** Start Extracted records **
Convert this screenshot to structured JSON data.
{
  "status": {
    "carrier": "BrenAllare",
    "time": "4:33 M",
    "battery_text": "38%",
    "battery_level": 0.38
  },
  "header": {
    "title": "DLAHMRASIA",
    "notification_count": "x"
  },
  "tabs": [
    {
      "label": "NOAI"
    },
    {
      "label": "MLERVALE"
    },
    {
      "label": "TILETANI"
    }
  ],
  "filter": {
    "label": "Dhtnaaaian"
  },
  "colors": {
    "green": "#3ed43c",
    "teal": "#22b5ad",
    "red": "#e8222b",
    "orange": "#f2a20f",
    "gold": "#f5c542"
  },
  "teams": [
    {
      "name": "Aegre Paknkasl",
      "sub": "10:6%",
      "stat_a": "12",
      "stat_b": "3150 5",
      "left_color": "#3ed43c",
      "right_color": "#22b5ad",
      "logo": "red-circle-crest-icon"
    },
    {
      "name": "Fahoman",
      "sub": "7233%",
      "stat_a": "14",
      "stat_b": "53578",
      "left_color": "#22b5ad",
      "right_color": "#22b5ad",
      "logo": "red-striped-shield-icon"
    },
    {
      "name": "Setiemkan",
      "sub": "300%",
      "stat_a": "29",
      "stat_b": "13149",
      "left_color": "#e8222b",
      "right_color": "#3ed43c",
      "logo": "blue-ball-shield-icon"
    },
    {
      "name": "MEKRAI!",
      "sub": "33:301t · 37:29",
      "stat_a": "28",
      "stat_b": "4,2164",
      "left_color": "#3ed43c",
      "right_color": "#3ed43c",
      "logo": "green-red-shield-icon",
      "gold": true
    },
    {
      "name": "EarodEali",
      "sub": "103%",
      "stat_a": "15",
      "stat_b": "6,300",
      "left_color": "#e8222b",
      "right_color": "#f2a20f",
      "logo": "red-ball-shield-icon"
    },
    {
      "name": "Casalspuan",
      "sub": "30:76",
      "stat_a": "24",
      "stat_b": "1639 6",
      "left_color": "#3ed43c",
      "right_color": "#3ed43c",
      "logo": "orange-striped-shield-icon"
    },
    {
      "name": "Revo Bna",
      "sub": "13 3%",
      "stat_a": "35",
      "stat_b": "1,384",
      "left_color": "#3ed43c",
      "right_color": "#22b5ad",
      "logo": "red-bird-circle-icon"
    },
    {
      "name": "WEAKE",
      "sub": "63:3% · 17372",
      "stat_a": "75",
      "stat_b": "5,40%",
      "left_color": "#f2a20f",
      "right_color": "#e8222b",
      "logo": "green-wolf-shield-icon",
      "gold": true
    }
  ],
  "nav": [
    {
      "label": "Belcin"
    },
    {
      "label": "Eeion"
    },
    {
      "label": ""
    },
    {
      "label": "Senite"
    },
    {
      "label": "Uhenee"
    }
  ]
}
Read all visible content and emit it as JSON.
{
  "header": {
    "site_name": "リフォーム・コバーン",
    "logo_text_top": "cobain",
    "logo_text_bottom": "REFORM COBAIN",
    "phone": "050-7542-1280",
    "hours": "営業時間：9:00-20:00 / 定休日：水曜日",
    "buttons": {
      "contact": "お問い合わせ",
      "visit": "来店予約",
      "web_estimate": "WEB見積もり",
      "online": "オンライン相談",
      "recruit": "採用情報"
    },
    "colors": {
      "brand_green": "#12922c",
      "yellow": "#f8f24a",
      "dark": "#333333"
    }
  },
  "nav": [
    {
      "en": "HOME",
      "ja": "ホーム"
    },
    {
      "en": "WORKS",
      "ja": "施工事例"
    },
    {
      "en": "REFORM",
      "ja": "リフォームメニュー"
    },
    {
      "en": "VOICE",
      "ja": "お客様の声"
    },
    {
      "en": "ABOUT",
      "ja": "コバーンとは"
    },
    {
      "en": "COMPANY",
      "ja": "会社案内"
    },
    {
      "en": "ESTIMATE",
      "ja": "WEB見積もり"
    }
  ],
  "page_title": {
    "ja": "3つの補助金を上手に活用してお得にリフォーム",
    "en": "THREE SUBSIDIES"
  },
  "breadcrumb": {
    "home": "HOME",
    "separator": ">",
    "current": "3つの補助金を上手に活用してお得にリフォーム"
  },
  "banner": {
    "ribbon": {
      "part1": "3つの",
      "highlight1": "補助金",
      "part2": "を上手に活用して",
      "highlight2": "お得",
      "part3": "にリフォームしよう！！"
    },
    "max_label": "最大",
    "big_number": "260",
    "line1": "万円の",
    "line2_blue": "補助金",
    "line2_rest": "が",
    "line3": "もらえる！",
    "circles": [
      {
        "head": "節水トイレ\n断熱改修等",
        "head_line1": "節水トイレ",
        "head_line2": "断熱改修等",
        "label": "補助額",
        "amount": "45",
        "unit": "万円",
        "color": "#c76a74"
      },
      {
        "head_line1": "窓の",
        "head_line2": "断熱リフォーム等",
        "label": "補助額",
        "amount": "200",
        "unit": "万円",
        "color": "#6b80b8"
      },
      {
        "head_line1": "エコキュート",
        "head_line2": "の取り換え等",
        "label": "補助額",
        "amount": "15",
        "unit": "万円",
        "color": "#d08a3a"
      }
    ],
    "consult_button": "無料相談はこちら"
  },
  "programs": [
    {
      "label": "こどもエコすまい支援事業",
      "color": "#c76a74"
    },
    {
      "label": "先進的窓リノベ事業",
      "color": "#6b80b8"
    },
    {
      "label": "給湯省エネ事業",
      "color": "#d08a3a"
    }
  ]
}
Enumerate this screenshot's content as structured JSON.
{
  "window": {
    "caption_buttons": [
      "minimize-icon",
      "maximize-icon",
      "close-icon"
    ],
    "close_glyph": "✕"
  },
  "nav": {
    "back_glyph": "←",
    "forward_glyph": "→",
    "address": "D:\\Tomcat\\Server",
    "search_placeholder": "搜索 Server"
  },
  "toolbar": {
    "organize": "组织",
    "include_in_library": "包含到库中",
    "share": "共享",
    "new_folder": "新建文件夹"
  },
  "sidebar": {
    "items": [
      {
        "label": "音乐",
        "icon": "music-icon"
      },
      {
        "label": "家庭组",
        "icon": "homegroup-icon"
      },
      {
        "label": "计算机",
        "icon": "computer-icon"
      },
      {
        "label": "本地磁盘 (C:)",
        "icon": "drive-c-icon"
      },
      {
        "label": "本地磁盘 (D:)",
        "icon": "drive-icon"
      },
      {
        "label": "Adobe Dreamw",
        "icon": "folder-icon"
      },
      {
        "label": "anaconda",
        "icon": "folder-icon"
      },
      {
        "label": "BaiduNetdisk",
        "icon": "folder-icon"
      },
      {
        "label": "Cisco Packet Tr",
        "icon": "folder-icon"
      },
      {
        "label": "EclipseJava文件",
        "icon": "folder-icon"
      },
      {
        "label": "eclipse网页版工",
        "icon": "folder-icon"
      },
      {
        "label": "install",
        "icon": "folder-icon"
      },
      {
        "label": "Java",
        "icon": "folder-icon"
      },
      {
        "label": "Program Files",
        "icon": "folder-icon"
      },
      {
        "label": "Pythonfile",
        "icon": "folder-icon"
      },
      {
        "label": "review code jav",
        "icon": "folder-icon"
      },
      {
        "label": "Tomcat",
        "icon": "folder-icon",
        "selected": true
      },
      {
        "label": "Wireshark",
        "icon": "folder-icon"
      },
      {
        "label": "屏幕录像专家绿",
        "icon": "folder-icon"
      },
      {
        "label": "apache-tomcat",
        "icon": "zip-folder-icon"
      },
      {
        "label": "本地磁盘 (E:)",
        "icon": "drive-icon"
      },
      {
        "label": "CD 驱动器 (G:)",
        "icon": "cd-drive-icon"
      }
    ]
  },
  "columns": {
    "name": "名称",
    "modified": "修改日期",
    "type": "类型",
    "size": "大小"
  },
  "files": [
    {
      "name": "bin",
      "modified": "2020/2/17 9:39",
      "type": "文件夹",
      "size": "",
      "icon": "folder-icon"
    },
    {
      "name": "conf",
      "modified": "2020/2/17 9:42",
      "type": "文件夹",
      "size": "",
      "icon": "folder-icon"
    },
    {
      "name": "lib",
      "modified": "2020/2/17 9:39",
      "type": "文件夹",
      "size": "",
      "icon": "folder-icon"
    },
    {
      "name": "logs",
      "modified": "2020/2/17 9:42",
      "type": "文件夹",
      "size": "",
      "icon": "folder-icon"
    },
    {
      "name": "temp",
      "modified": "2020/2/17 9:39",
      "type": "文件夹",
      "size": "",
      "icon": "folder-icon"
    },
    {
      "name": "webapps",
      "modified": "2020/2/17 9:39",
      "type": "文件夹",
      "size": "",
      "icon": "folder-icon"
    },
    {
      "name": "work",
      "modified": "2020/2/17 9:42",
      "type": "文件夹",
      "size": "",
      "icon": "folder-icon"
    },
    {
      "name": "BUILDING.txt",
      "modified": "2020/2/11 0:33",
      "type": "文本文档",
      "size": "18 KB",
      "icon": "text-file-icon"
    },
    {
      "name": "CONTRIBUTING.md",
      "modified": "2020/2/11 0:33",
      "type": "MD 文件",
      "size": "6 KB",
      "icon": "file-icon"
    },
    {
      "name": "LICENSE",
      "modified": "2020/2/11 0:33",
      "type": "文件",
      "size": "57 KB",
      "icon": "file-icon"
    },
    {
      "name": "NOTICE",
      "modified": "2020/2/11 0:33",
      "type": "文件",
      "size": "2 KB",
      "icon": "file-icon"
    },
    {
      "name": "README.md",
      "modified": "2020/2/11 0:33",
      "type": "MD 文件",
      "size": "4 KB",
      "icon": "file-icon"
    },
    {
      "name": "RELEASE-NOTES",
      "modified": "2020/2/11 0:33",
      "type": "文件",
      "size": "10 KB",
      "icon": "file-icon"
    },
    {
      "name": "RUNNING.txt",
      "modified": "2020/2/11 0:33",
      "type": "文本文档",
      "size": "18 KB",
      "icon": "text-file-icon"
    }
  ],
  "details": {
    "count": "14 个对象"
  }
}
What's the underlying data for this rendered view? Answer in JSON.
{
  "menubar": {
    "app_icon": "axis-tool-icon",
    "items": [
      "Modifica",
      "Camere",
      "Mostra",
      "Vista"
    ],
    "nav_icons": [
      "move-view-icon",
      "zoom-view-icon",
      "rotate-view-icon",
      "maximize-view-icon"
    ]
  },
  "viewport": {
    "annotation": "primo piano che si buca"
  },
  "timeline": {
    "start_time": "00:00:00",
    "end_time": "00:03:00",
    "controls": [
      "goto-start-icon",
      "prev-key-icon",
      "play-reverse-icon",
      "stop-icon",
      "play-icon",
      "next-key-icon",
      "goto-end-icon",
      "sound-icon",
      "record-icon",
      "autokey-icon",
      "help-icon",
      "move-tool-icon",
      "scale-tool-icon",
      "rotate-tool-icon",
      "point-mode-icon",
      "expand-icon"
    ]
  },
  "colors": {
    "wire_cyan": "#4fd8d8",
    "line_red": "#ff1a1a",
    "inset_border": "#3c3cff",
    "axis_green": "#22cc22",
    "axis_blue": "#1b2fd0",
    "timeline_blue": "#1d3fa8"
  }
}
** End Extracted records **
> What the task requires:
Search the data for the string "shield" and copy each line where it appears.

> The answer:
      "logo": "red-striped-shield-icon"
      "logo": "blue-ball-shield-icon"
      "logo": "green-red-shield-icon",
      "logo": "red-ball-shield-icon"
      "logo": "orange-striped-shield-icon"
      "logo": "green-wolf-shield-icon",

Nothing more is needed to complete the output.